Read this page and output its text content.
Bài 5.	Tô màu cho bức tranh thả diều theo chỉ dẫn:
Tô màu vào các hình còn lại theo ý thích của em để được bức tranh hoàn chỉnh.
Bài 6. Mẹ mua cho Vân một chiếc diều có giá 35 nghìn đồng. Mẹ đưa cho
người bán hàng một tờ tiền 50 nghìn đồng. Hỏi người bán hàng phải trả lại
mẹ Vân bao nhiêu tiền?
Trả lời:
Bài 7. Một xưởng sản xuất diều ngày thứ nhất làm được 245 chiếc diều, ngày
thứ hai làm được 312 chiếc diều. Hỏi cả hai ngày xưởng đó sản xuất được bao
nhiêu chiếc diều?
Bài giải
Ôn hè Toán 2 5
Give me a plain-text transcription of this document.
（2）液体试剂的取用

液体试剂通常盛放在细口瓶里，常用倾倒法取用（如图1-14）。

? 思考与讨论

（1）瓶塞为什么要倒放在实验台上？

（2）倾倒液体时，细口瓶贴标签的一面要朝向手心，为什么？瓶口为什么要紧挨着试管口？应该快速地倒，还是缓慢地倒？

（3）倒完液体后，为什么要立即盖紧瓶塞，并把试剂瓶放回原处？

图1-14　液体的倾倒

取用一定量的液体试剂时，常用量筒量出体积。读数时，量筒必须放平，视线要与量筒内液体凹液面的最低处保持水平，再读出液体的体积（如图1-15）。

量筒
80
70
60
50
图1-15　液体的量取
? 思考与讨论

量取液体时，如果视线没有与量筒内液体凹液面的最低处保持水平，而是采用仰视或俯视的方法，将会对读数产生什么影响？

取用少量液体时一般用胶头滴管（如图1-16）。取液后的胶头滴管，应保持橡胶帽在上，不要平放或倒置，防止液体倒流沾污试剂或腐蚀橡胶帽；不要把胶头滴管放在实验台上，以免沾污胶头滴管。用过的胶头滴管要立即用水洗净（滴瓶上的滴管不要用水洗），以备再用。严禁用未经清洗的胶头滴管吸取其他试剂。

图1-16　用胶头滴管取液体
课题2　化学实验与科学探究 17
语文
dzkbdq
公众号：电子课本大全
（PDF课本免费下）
────────────────────────────────────────
◆ EXERCISE ◆
Return every line from the records above that holds the word "tiền".

◆ RESPONSE ◆
người bán hàng một tờ tiền 50 nghìn đồng. Hỏi người bán hàng phải trả lại
mẹ Vân bao nhiêu tiền?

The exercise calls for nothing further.